_Directive_: Reproduce all of the listing below without alteration.

_Record extracts_:

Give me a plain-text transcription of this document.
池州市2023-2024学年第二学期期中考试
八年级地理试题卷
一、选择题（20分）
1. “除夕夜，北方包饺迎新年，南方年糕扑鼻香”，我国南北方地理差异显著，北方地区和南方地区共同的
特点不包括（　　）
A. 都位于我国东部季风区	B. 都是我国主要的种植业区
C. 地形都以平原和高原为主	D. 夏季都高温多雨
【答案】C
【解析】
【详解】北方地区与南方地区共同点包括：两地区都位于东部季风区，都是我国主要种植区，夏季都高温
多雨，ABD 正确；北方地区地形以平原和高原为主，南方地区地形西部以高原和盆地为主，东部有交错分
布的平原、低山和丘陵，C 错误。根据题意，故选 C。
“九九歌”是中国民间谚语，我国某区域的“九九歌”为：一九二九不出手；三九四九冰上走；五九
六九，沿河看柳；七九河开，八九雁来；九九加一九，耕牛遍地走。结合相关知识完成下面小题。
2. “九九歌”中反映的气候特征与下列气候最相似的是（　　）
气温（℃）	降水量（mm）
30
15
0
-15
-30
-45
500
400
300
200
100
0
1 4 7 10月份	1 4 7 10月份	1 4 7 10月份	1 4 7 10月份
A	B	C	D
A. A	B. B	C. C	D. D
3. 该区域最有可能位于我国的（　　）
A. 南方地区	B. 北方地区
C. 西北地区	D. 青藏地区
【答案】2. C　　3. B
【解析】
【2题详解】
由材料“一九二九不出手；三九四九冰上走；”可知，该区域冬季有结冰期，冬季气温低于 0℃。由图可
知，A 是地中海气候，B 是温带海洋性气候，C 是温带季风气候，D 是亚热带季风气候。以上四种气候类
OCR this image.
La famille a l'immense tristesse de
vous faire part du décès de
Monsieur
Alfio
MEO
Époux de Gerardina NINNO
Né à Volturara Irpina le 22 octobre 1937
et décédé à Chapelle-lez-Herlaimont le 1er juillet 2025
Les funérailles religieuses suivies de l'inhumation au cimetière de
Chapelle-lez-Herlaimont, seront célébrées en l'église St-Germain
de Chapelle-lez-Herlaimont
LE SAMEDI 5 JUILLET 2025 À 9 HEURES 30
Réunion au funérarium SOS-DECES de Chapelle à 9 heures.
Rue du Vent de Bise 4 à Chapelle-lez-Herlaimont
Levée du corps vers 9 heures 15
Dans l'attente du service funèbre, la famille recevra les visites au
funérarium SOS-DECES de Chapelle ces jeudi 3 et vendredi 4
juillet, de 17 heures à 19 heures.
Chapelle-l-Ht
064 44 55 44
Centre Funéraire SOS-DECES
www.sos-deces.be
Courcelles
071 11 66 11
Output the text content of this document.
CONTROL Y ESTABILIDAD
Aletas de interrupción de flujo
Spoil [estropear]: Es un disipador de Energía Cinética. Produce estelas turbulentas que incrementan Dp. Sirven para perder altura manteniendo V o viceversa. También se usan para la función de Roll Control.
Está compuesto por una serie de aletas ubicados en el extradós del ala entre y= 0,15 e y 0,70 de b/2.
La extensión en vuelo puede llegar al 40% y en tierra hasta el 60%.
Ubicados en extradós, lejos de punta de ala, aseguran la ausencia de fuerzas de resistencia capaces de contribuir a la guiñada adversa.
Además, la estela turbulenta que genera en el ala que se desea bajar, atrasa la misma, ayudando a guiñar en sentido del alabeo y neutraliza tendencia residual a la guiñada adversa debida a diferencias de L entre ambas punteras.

_Task output_:
Give me a plain-text transcription of this document.
池州市2023-2024学年第二学期期中考试
八年级地理试题卷
一、选择题（20分）
1. “除夕夜，北方包饺迎新年，南方年糕扑鼻香”，我国南北方地理差异显著，北方地区和南方地区共同的
特点不包括（　　）
A. 都位于我国东部季风区	B. 都是我国主要的种植业区
C. 地形都以平原和高原为主	D. 夏季都高温多雨
【答案】C
【解析】
【详解】北方地区与南方地区共同点包括：两地区都位于东部季风区，都是我国主要种植区，夏季都高温
多雨，ABD 正确；北方地区地形以平原和高原为主，南方地区地形西部以高原和盆地为主，东部有交错分
布的平原、低山和丘陵，C 错误。根据题意，故选 C。
“九九歌”是中国民间谚语，我国某区域的“九九歌”为：一九二九不出手；三九四九冰上走；五九
六九，沿河看柳；七九河开，八九雁来；九九加一九，耕牛遍地走。结合相关知识完成下面小题。
2. “九九歌”中反映的气候特征与下列气候最相似的是（　　）
气温（℃）	降水量（mm）
30
15
0
-15
-30
-45
500
400
300
200
100
0
1 4 7 10月份	1 4 7 10月份	1 4 7 10月份	1 4 7 10月份
A	B	C	D
A. A	B. B	C. C	D. D
3. 该区域最有可能位于我国的（　　）
A. 南方地区	B. 北方地区
C. 西北地区	D. 青藏地区
【答案】2. C　　3. B
【解析】
【2题详解】
由材料“一九二九不出手；三九四九冰上走；”可知，该区域冬季有结冰期，冬季气温低于 0℃。由图可
知，A 是地中海气候，B 是温带海洋性气候，C 是温带季风气候，D 是亚热带季风气候。以上四种气候类
OCR this image.
La famille a l'immense tristesse de
vous faire part du décès de
Monsieur
Alfio
MEO
Époux de Gerardina NINNO
Né à Volturara Irpina le 22 octobre 1937
et décédé à Chapelle-lez-Herlaimont le 1er juillet 2025
Les funérailles religieuses suivies de l'inhumation au cimetière de
Chapelle-lez-Herlaimont, seront célébrées en l'église St-Germain
de Chapelle-lez-Herlaimont
LE SAMEDI 5 JUILLET 2025 À 9 HEURES 30
Réunion au funérarium SOS-DECES de Chapelle à 9 heures.
Rue du Vent de Bise 4 à Chapelle-lez-Herlaimont
Levée du corps vers 9 heures 15
Dans l'attente du service funèbre, la famille recevra les visites au
funérarium SOS-DECES de Chapelle ces jeudi 3 et vendredi 4
juillet, de 17 heures à 19 heures.
Chapelle-l-Ht
064 44 55 44
Centre Funéraire SOS-DECES
www.sos-deces.be
Courcelles
071 11 66 11
Output the text content of this document.
CONTROL Y ESTABILIDAD
Aletas de interrupción de flujo
Spoil [estropear]: Es un disipador de Energía Cinética. Produce estelas turbulentas que incrementan Dp. Sirven para perder altura manteniendo V o viceversa. También se usan para la función de Roll Control.
Está compuesto por una serie de aletas ubicados en el extradós del ala entre y= 0,15 e y 0,70 de b/2.
La extensión en vuelo puede llegar al 40% y en tierra hasta el 60%.
Ubicados en extradós, lejos de punta de ala, aseguran la ausencia de fuerzas de resistencia capaces de contribuir a la guiñada adversa.
Además, la estela turbulenta que genera en el ala que se desea bajar, atrasa la misma, ayudando a guiñar en sentido del alabeo y neutraliza tendencia residual a la guiñada adversa debida a diferencias de L entre ambas punteras.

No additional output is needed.